** Aim **
All of the lines below are to be printed again exactly; images are excluded from the output.

** Dataset rows **
- - - - - - -
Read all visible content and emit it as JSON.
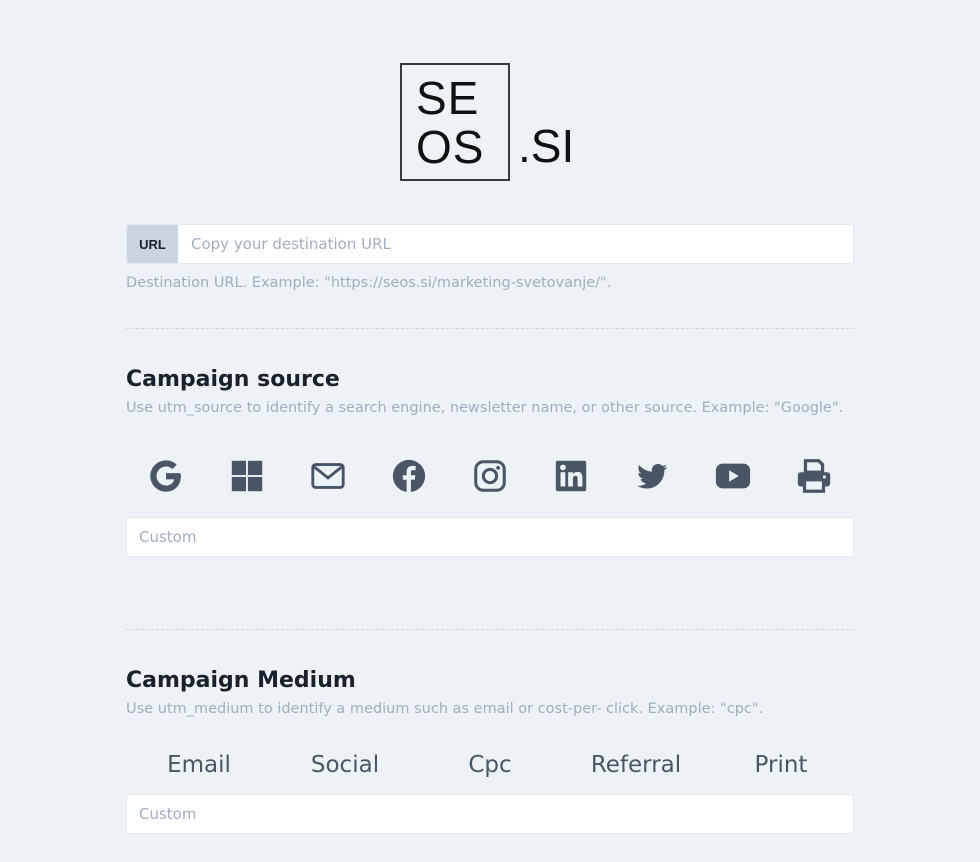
{
  "logo": {
    "line1": "SE",
    "line2": "OS",
    "suffix": ".SI"
  },
  "url": {
    "tag": "URL",
    "placeholder": "Copy your destination URL",
    "help": "Destination URL. Example: \"https://seos.si/marketing-svetovanje/\"."
  },
  "source": {
    "title": "Campaign source",
    "help": "Use utm_source to identify a search engine, newsletter name, or other source. Example: \"Google\".",
    "icons": [
      "google-icon",
      "windows-icon",
      "email-icon",
      "facebook-icon",
      "instagram-icon",
      "linkedin-icon",
      "twitter-icon",
      "youtube-icon",
      "print-icon"
    ],
    "custom_placeholder": "Custom"
  },
  "medium": {
    "title": "Campaign Medium",
    "help": "Use utm_medium to identify a medium such as email or cost-per- click. Example: \"cpc\".",
    "options": [
      "Email",
      "Social",
      "Cpc",
      "Referral",
      "Print"
    ],
    "custom_placeholder": "Custom"
  },
  "colors": {
    "background": "#edf2f7",
    "icon": "#4a5568",
    "muted": "#a0aec0",
    "tag_bg": "#cbd5e0"
  }
}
- - - - - - -
** Task output **
Read all visible content and emit it as JSON.
{
  "logo": {
    "line1": "SE",
    "line2": "OS",
    "suffix": ".SI"
  },
  "url": {
    "tag": "URL",
    "placeholder": "Copy your destination URL",
    "help": "Destination URL. Example: \"https://seos.si/marketing-svetovanje/\"."
  },
  "source": {
    "title": "Campaign source",
    "help": "Use utm_source to identify a search engine, newsletter name, or other source. Example: \"Google\".",
    "icons": [
      "google-icon",
      "windows-icon",
      "email-icon",
      "facebook-icon",
      "instagram-icon",
      "linkedin-icon",
      "twitter-icon",
      "youtube-icon",
      "print-icon"
    ],
    "custom_placeholder": "Custom"
  },
  "medium": {
    "title": "Campaign Medium",
    "help": "Use utm_medium to identify a medium such as email or cost-per- click. Example: \"cpc\".",
    "options": [
      "Email",
      "Social",
      "Cpc",
      "Referral",
      "Print"
    ],
    "custom_placeholder": "Custom"
  },
  "colors": {
    "background": "#edf2f7",
    "icon": "#4a5568",
    "muted": "#a0aec0",
    "tag_bg": "#cbd5e0"
  }
}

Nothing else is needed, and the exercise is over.